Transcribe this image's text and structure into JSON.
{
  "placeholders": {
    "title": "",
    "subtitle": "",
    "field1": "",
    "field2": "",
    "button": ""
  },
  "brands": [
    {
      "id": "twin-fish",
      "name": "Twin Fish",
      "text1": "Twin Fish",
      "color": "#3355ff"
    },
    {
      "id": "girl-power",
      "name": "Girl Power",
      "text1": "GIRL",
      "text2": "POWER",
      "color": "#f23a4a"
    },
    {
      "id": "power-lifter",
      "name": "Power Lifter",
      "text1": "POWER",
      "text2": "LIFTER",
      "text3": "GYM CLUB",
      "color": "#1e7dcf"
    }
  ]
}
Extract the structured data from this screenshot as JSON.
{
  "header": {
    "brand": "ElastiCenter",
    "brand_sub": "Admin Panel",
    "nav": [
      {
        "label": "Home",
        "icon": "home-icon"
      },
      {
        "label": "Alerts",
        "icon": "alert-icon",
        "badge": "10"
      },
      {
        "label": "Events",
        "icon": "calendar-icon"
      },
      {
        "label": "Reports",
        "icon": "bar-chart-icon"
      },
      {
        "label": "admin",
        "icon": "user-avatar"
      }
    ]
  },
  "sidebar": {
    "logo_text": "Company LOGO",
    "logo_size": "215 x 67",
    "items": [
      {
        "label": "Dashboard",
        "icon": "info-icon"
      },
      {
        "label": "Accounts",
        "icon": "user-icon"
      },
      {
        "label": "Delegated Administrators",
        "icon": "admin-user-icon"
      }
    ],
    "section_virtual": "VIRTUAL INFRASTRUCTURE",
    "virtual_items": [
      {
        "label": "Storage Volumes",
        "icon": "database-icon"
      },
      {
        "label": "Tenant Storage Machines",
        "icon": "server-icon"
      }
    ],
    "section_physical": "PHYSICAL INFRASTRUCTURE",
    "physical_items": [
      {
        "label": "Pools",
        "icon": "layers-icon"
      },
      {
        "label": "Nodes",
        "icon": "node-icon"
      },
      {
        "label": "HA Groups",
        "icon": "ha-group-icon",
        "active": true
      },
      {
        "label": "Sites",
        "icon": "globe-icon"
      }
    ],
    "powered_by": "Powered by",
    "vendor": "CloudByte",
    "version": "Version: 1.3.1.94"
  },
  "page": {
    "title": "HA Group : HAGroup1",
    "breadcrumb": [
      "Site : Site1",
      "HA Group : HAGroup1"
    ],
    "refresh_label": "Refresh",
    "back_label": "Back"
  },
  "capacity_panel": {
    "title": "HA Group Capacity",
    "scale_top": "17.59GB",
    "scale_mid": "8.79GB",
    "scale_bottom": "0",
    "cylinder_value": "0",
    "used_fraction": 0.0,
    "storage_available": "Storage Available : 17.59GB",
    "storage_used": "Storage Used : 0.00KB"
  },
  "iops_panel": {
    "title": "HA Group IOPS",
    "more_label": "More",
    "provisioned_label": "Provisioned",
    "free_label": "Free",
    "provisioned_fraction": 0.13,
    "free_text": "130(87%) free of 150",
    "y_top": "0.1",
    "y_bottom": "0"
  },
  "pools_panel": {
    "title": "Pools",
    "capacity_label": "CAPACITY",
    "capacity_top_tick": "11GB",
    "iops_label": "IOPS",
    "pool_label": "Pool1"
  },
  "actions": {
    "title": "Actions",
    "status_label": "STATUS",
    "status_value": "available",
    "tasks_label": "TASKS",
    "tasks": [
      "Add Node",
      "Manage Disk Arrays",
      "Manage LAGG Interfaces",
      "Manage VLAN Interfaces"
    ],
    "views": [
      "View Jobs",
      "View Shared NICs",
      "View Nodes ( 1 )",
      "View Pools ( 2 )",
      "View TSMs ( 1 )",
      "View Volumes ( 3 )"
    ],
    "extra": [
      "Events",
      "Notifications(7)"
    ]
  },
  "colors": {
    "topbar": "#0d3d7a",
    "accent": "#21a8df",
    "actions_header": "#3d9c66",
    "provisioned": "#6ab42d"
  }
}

● ● ● ● ● ● ●

Short problem:
Once more, set down the full listing, verbatim.

Final result:
Transcribe this image's text and structure into JSON.
{
  "placeholders": {
    "title": "",
    "subtitle": "",
    "field1": "",
    "field2": "",
    "button": ""
  },
  "brands": [
    {
      "id": "twin-fish",
      "name": "Twin Fish",
      "text1": "Twin Fish",
      "color": "#3355ff"
    },
    {
      "id": "girl-power",
      "name": "Girl Power",
      "text1": "GIRL",
      "text2": "POWER",
      "color": "#f23a4a"
    },
    {
      "id": "power-lifter",
      "name": "Power Lifter",
      "text1": "POWER",
      "text2": "LIFTER",
      "text3": "GYM CLUB",
      "color": "#1e7dcf"
    }
  ]
}
Extract the structured data from this screenshot as JSON.
{
  "header": {
    "brand": "ElastiCenter",
    "brand_sub": "Admin Panel",
    "nav": [
      {
        "label": "Home",
        "icon": "home-icon"
      },
      {
        "label": "Alerts",
        "icon": "alert-icon",
        "badge": "10"
      },
      {
        "label": "Events",
        "icon": "calendar-icon"
      },
      {
        "label": "Reports",
        "icon": "bar-chart-icon"
      },
      {
        "label": "admin",
        "icon": "user-avatar"
      }
    ]
  },
  "sidebar": {
    "logo_text": "Company LOGO",
    "logo_size": "215 x 67",
    "items": [
      {
        "label": "Dashboard",
        "icon": "info-icon"
      },
      {
        "label": "Accounts",
        "icon": "user-icon"
      },
      {
        "label": "Delegated Administrators",
        "icon": "admin-user-icon"
      }
    ],
    "section_virtual": "VIRTUAL INFRASTRUCTURE",
    "virtual_items": [
      {
        "label": "Storage Volumes",
        "icon": "database-icon"
      },
      {
        "label": "Tenant Storage Machines",
        "icon": "server-icon"
      }
    ],
    "section_physical": "PHYSICAL INFRASTRUCTURE",
    "physical_items": [
      {
        "label": "Pools",
        "icon": "layers-icon"
      },
      {
        "label": "Nodes",
        "icon": "node-icon"
      },
      {
        "label": "HA Groups",
        "icon": "ha-group-icon",
        "active": true
      },
      {
        "label": "Sites",
        "icon": "globe-icon"
      }
    ],
    "powered_by": "Powered by",
    "vendor": "CloudByte",
    "version": "Version: 1.3.1.94"
  },
  "page": {
    "title": "HA Group : HAGroup1",
    "breadcrumb": [
      "Site : Site1",
      "HA Group : HAGroup1"
    ],
    "refresh_label": "Refresh",
    "back_label": "Back"
  },
  "capacity_panel": {
    "title": "HA Group Capacity",
    "scale_top": "17.59GB",
    "scale_mid": "8.79GB",
    "scale_bottom": "0",
    "cylinder_value": "0",
    "used_fraction": 0.0,
    "storage_available": "Storage Available : 17.59GB",
    "storage_used": "Storage Used : 0.00KB"
  },
  "iops_panel": {
    "title": "HA Group IOPS",
    "more_label": "More",
    "provisioned_label": "Provisioned",
    "free_label": "Free",
    "provisioned_fraction": 0.13,
    "free_text": "130(87%) free of 150",
    "y_top": "0.1",
    "y_bottom": "0"
  },
  "pools_panel": {
    "title": "Pools",
    "capacity_label": "CAPACITY",
    "capacity_top_tick": "11GB",
    "iops_label": "IOPS",
    "pool_label": "Pool1"
  },
  "actions": {
    "title": "Actions",
    "status_label": "STATUS",
    "status_value": "available",
    "tasks_label": "TASKS",
    "tasks": [
      "Add Node",
      "Manage Disk Arrays",
      "Manage LAGG Interfaces",
      "Manage VLAN Interfaces"
    ],
    "views": [
      "View Jobs",
      "View Shared NICs",
      "View Nodes ( 1 )",
      "View Pools ( 2 )",
      "View TSMs ( 1 )",
      "View Volumes ( 3 )"
    ],
    "extra": [
      "Events",
      "Notifications(7)"
    ]
  },
  "colors": {
    "topbar": "#0d3d7a",
    "accent": "#21a8df",
    "actions_header": "#3d9c66",
    "provisioned": "#6ab42d"
  }
}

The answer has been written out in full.